• [Part of a data file]:
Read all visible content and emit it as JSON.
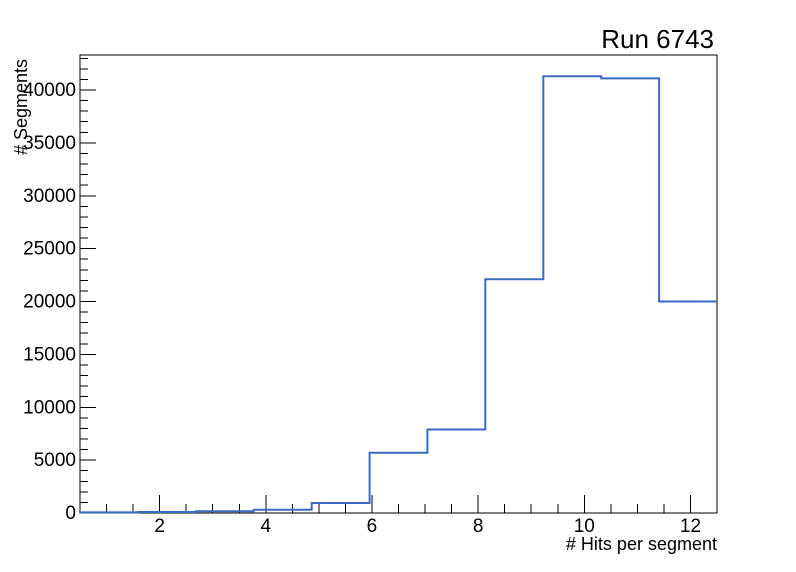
{
  "chart_data": {
    "type": "histogram-step",
    "title": "Run 6743",
    "xlabel": "# Hits per segment",
    "ylabel": "# Segments",
    "xlim": [
      0.5,
      12.5
    ],
    "ylim": [
      0,
      43310
    ],
    "bin_edges": [
      0.5,
      1.591,
      2.682,
      3.773,
      4.864,
      5.955,
      7.045,
      8.136,
      9.227,
      10.318,
      11.409,
      12.5
    ],
    "values": [
      60,
      90,
      160,
      300,
      950,
      5700,
      7900,
      22100,
      41300,
      41100,
      20000
    ],
    "x_major_ticks": [
      2,
      4,
      6,
      8,
      10,
      12
    ],
    "x_minor_step": 0.5,
    "y_major_ticks": [
      0,
      5000,
      10000,
      15000,
      20000,
      25000,
      30000,
      35000,
      40000
    ],
    "y_minor_step": 1000,
    "grid": false,
    "line_color": "#3a6bc0",
    "axis_color": "#000000",
    "text_color": "#000000",
    "background_color": "#ffffff"
  }
}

• [Instruction]: Write the listing out a second time exactly, dropping all images.

• [Task result]:
Read all visible content and emit it as JSON.
{
  "chart_data": {
    "type": "histogram-step",
    "title": "Run 6743",
    "xlabel": "# Hits per segment",
    "ylabel": "# Segments",
    "xlim": [
      0.5,
      12.5
    ],
    "ylim": [
      0,
      43310
    ],
    "bin_edges": [
      0.5,
      1.591,
      2.682,
      3.773,
      4.864,
      5.955,
      7.045,
      8.136,
      9.227,
      10.318,
      11.409,
      12.5
    ],
    "values": [
      60,
      90,
      160,
      300,
      950,
      5700,
      7900,
      22100,
      41300,
      41100,
      20000
    ],
    "x_major_ticks": [
      2,
      4,
      6,
      8,
      10,
      12
    ],
    "x_minor_step": 0.5,
    "y_major_ticks": [
      0,
      5000,
      10000,
      15000,
      20000,
      25000,
      30000,
      35000,
      40000
    ],
    "y_minor_step": 1000,
    "grid": false,
    "line_color": "#3a6bc0",
    "axis_color": "#000000",
    "text_color": "#000000",
    "background_color": "#ffffff"
  }
}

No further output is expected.